SET PROBLEM:
Find and return each line containing "text".

━━━ ROWS

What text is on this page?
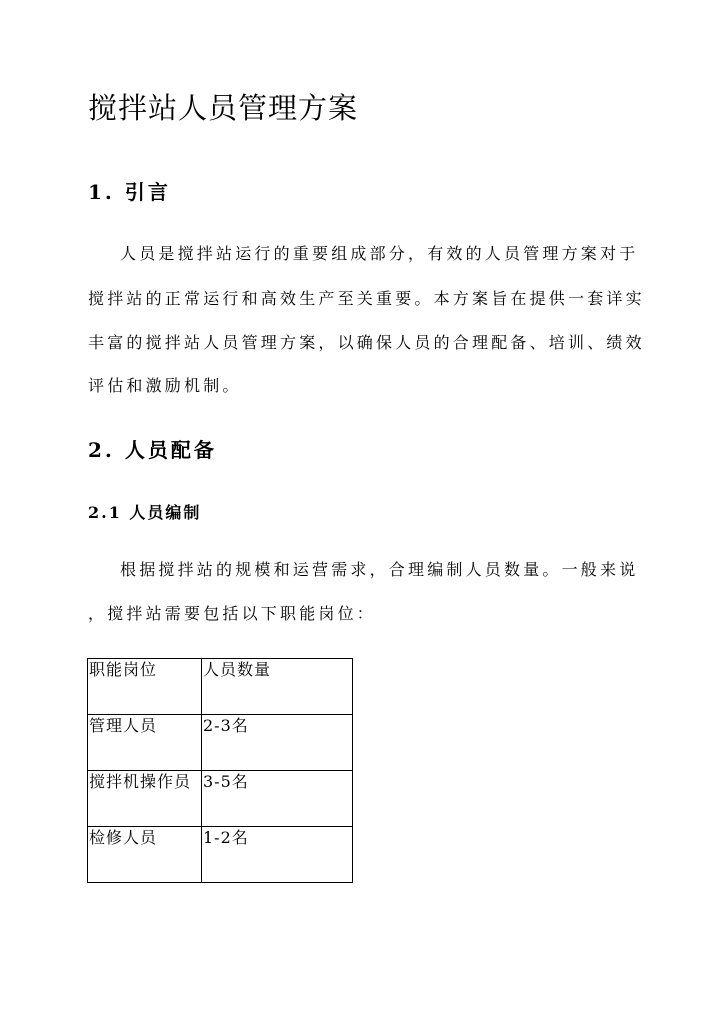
搅拌站人员管理方案
1. 引言
人员是搅拌站运行的重要组成部分，有效的人员管理方案对于
搅拌站的正常运行和高效生产至关重要。本方案旨在提供一套详实
丰富的搅拌站人员管理方案，以确保人员的合理配备、培训、绩效
评估和激励机制。
2. 人员配备
2.1 人员编制
根据搅拌站的规模和运营需求，合理编制人员数量。一般来说
，搅拌站需要包括以下职能岗位：
职能岗位	人员数量
管理人员	2-3名
搅拌机操作员	3-5名
检修人员	1-2名
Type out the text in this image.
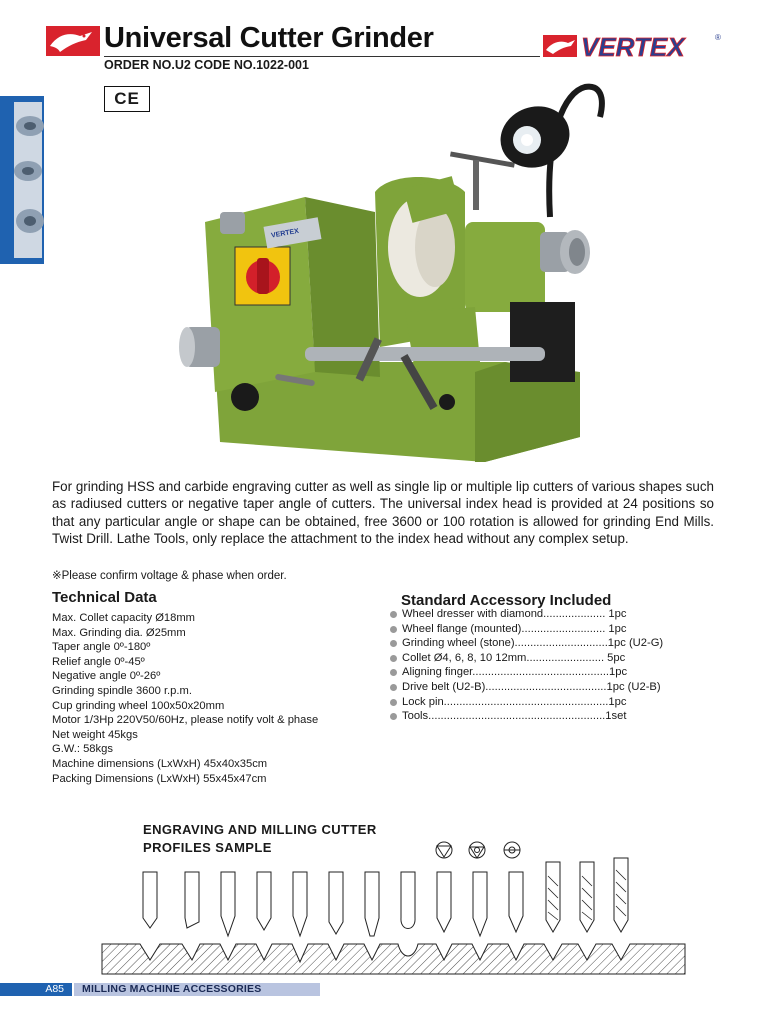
Universal Cutter Grinder
ORDER NO.U2 CODE NO.1022-001
CE
VERTEX	®
VERTEX
For grinding HSS and carbide engraving cutter as well as single lip or multiple lip cutters of various shapes such as radiused cutters or negative taper angle of cutters. The universal index head is provided at 24 positions so that any particular angle or shape can be obtained, free 3600 or 100 rotation is allowed for grinding End Mills. Twist Drill. Lathe Tools, only replace the attachment to the index head without any complex setup.
※Please confirm voltage & phase when order.
Technical Data
Max. Collet capacity Ø18mm
Max. Grinding dia. Ø25mm
Taper angle 0º-180º
Relief angle 0º-45º
Negative angle 0º-26º
Grinding spindle 3600 r.p.m.
Cup grinding wheel 100x50x20mm
Motor 1/3Hp 220V50/60Hz, please notify volt & phase
Net weight 45kgs
G.W.: 58kgs
Machine dimensions (LxWxH) 45x40x35cm
Packing Dimensions (LxWxH) 55x45x47cm
Standard Accessory Included
Wheel dresser with diamond.................... 1pc
Wheel flange (mounted)........................... 1pc
Grinding wheel (stone)..............................1pc (U2-G)
Collet Ø4, 6, 8, 10 12mm......................... 5pc
Aligning finger............................................1pc
Drive belt (U2-B).......................................1pc (U2-B)
Lock pin.....................................................1pc
Tools.........................................................1set
ENGRAVING AND MILLING CUTTER
PROFILES SAMPLE
A85 MILLING MACHINE ACCESSORIES
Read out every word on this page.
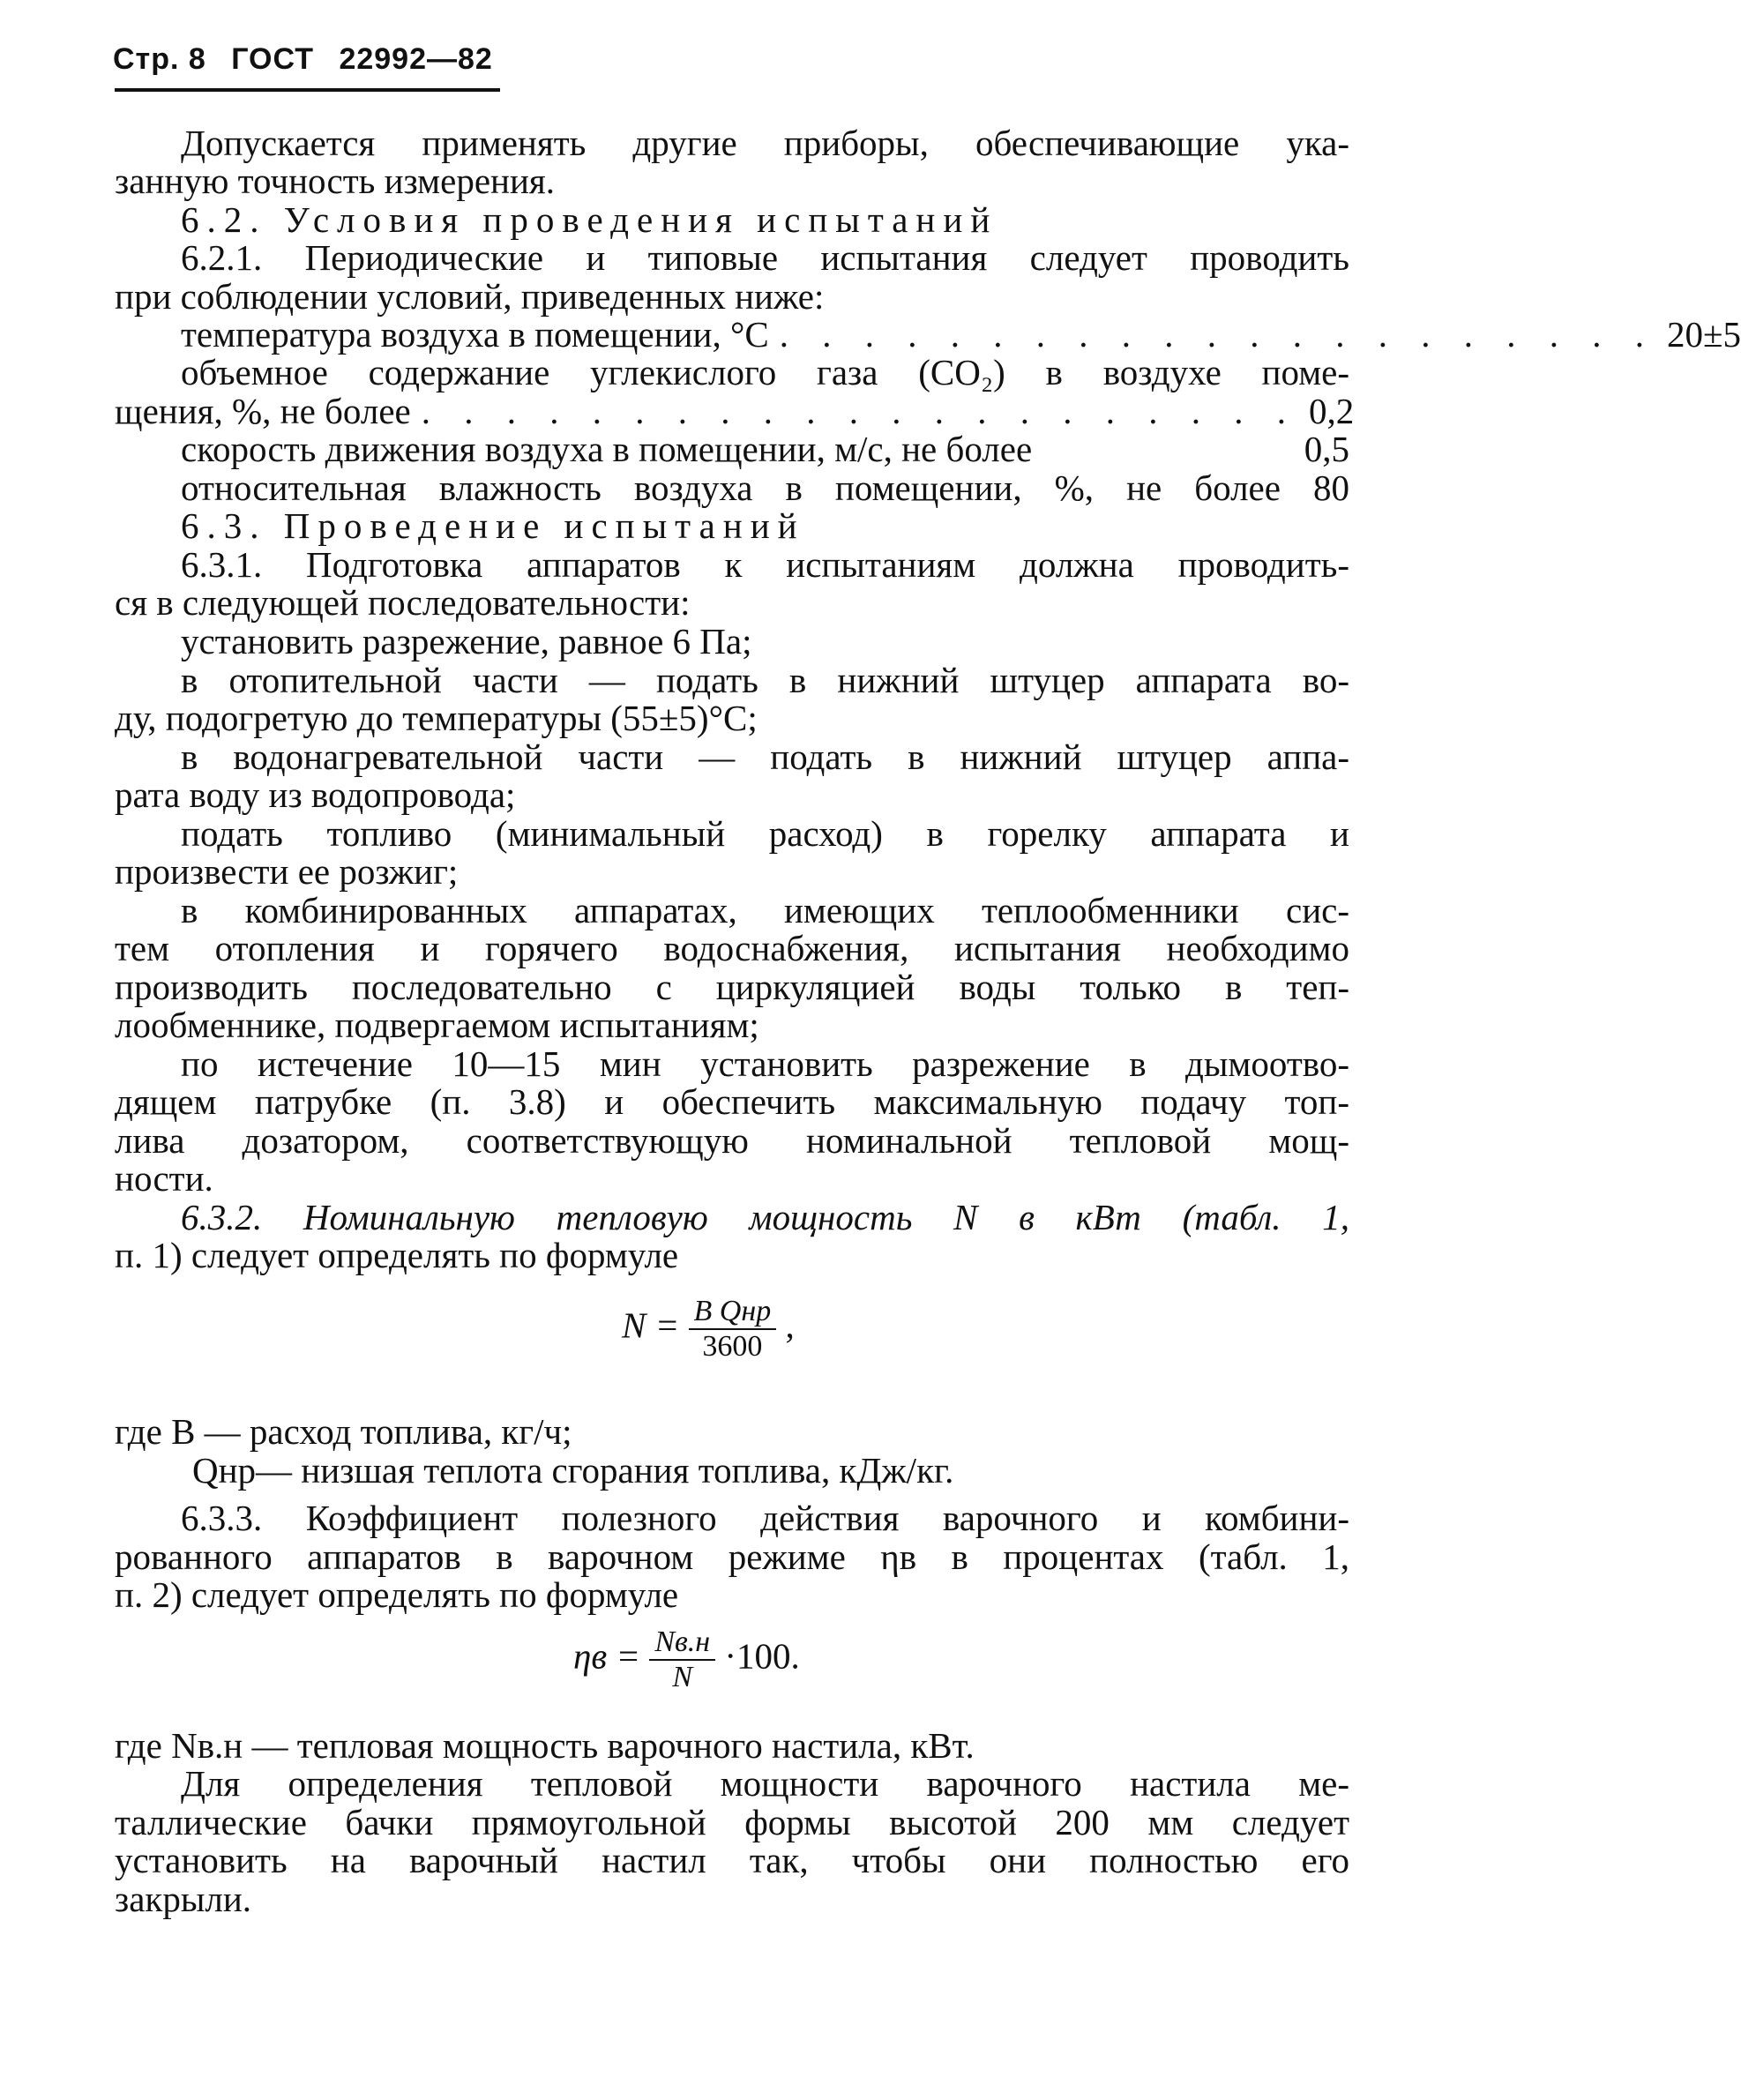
Стр. 8 ГОСТ 22992—82
Допускается применять другие приборы, обеспечивающие ука-
занную точность измерения.
6.2. Условия проведения испытаний
6.2.1. Периодические и типовые испытания следует проводить
при соблюдении условий, приведенных ниже:
температура воздуха в помещении, °С . . . . . . . . . . . . . . . . . . . . . 20±5
объемное содержание углекислого газа (СО₂) в воздухе поме-
щения, %, не более . . . . . . . . . . . . . . . . . . . . . 0,2
скорость движения воздуха в помещении, м/с, не более	0,5
относительная влажность воздуха в помещении, %, не более 80
6.3. Проведение испытаний
6.3.1. Подготовка аппаратов к испытаниям должна проводить-
ся в следующей последовательности:
установить разрежение, равное 6 Па;
в отопительной части — подать в нижний штуцер аппарата во-
ду, подогретую до температуры (55±5)°С;
в водонагревательной части — подать в нижний штуцер аппа-
рата воду из водопровода;
подать топливо (минимальный расход) в горелку аппарата и
произвести ее розжиг;
в комбинированных аппаратах, имеющих теплообменники сис-
тем отопления и горячего водоснабжения, испытания необходимо
производить последовательно с циркуляцией воды только в теп-
лообменнике, подвергаемом испытаниям;
по истечение 10—15 мин установить разрежение в дымоотво-
дящем патрубке (п. 3.8) и обеспечить максимальную подачу топ-
лива дозатором, соответствующую номинальной тепловой мощ-
ности.
6.3.2. Номинальную тепловую мощность N в кВт (табл. 1,
п. 1) следует определять по формуле
$N = \frac{\text{B Qнр}}{3600}$ ,
где B — расход топлива, кг/ч;
Qнр — низшая теплота сгорания топлива, кДж/кг.
6.3.3. Коэффициент полезного действия варочного и комбини-
рованного аппаратов в варочном режиме ηв в процентах (табл. 1,
п. 2) следует определять по формуле
$\eta в = \frac{Nв.н}{N} \cdot 100$.
где Nв.н — тепловая мощность варочного настила, кВт.
Для определения тепловой мощности варочного настила ме-
таллические бачки прямоугольной формы высотой 200 мм следует
установить на варочный настил так, чтобы они полностью его
закрыли.
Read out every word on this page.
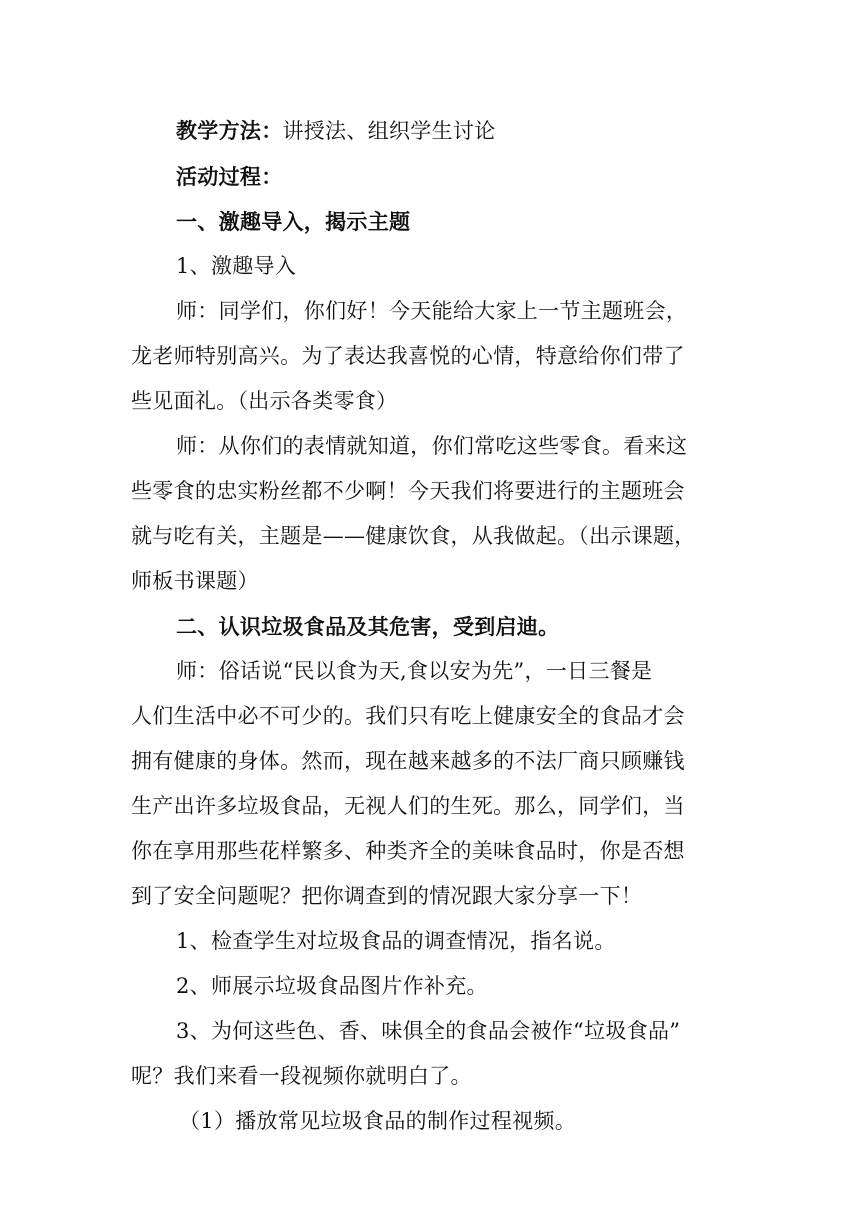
教学方法：讲授法、组织学生讨论
活动过程：
一、激趣导入，揭示主题
1、激趣导入
师：同学们，你们好！今天能给大家上一节主题班会，
龙老师特别高兴。为了表达我喜悦的心情，特意给你们带了
些见面礼。（出示各类零食）
师：从你们的表情就知道，你们常吃这些零食。看来这
些零食的忠实粉丝都不少啊！今天我们将要进行的主题班会
就与吃有关，主题是——健康饮食，从我做起。（出示课题，
师板书课题）
二、认识垃圾食品及其危害，受到启迪。
师：俗话说“民以食为天,食以安为先”，一日三餐是
人们生活中必不可少的。我们只有吃上健康安全的食品才会
拥有健康的身体。然而，现在越来越多的不法厂商只顾赚钱
生产出许多垃圾食品，无视人们的生死。那么，同学们，当
你在享用那些花样繁多、种类齐全的美味食品时，你是否想
到了安全问题呢？把你调查到的情况跟大家分享一下！
1、检查学生对垃圾食品的调查情况，指名说。
2、师展示垃圾食品图片作补充。
3、为何这些色、香、味俱全的食品会被作“垃圾食品”
呢？我们来看一段视频你就明白了。
（1）播放常见垃圾食品的制作过程视频。
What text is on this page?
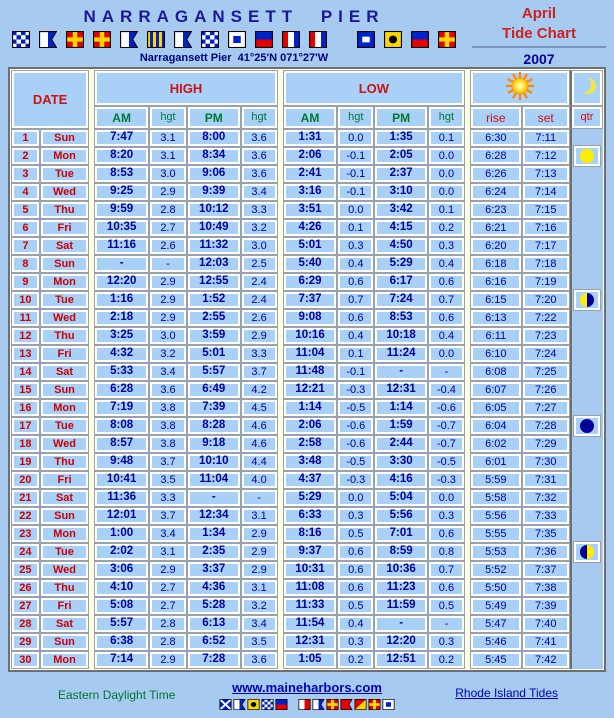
NARRAGANSETT PIER
Narragansett Pier 41°25'N 071°27'W
April
Tide Chart
2007
DATE			HIGH					LOW			
			AM	hgt	PM	hgt		AM	hgt	PM	hgt		rise	set	qtr
1	Sun		7:47	3.1	8:00	3.6		1:31	0.0	1:35	0.1		6:30	7:11	
2	Mon		8:20	3.1	8:34	3.6		2:06	-0.1	2:05	0.0		6:28	7:12	

3	Tue		8:53	3.0	9:06	3.6		2:41	-0.1	2:37	0.0		6:26	7:13	
4	Wed		9:25	2.9	9:39	3.4		3:16	-0.1	3:10	0.0		6:24	7:14	
5	Thu		9:59	2.8	10:12	3.3		3:51	0.0	3:42	0.1		6:23	7:15	
6	Fri		10:35	2.7	10:49	3.2		4:26	0.1	4:15	0.2		6:21	7:16	
7	Sat		11:16	2.6	11:32	3.0		5:01	0.3	4:50	0.3		6:20	7:17	
8	Sun		-	-	12:03	2.5		5:40	0.4	5:29	0.4		6:18	7:18	
9	Mon		12:20	2.9	12:55	2.4		6:29	0.6	6:17	0.6		6:16	7:19	
10	Tue		1:16	2.9	1:52	2.4		7:37	0.7	7:24	0.7		6:15	7:20	

11	Wed		2:18	2.9	2:55	2.6		9:08	0.6	8:53	0.6		6:13	7:22	
12	Thu		3:25	3.0	3:59	2.9		10:16	0.4	10:18	0.4		6:11	7:23	
13	Fri		4:32	3.2	5:01	3.3		11:04	0.1	11:24	0.0		6:10	7:24	
14	Sat		5:33	3.4	5:57	3.7		11:48	-0.1	-	-		6:08	7:25	
15	Sun		6:28	3.6	6:49	4.2		12:21	-0.3	12:31	-0.4		6:07	7:26	
16	Mon		7:19	3.8	7:39	4.5		1:14	-0.5	1:14	-0.6		6:05	7:27	
17	Tue		8:08	3.8	8:28	4.6		2:06	-0.6	1:59	-0.7		6:04	7:28	

18	Wed		8:57	3.8	9:18	4.6		2:58	-0.6	2:44	-0.7		6:02	7:29	
19	Thu		9:48	3.7	10:10	4.4		3:48	-0.5	3:30	-0.5		6:01	7:30	
20	Fri		10:41	3.5	11:04	4.0		4:37	-0.3	4:16	-0.3		5:59	7:31	
21	Sat		11:36	3.3	-	-		5:29	0.0	5:04	0.0		5:58	7:32	
22	Sun		12:01	3.7	12:34	3.1		6:33	0.3	5:56	0.3		5:56	7:33	
23	Mon		1:00	3.4	1:34	2.9		8:16	0.5	7:01	0.6		5:55	7:35	
24	Tue		2:02	3.1	2:35	2.9		9:37	0.6	8:59	0.8		5:53	7:36	

25	Wed		3:06	2.9	3:37	2.9		10:31	0.6	10:36	0.7		5:52	7:37	
26	Thu		4:10	2.7	4:36	3.1		11:08	0.6	11:23	0.6		5:50	7:38	
27	Fri		5:08	2.7	5:28	3.2		11:33	0.5	11:59	0.5		5:49	7:39	
28	Sat		5:57	2.8	6:13	3.4		11:54	0.4	-	-		5:47	7:40	
29	Sun		6:38	2.8	6:52	3.5		12:31	0.3	12:20	0.3		5:46	7:41	
30	Mon		7:14	2.9	7:28	3.6		1:05	0.2	12:51	0.2		5:45	7:42	
Eastern Daylight Time	www.maineharbors.com	Rhode Island Tides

━━━━━━

IN RESPONSE:
What text is on this page?
Type out the text in this image.
$N = \frac{\text{B Qнр}}{3600}$ ,
What text is on this page?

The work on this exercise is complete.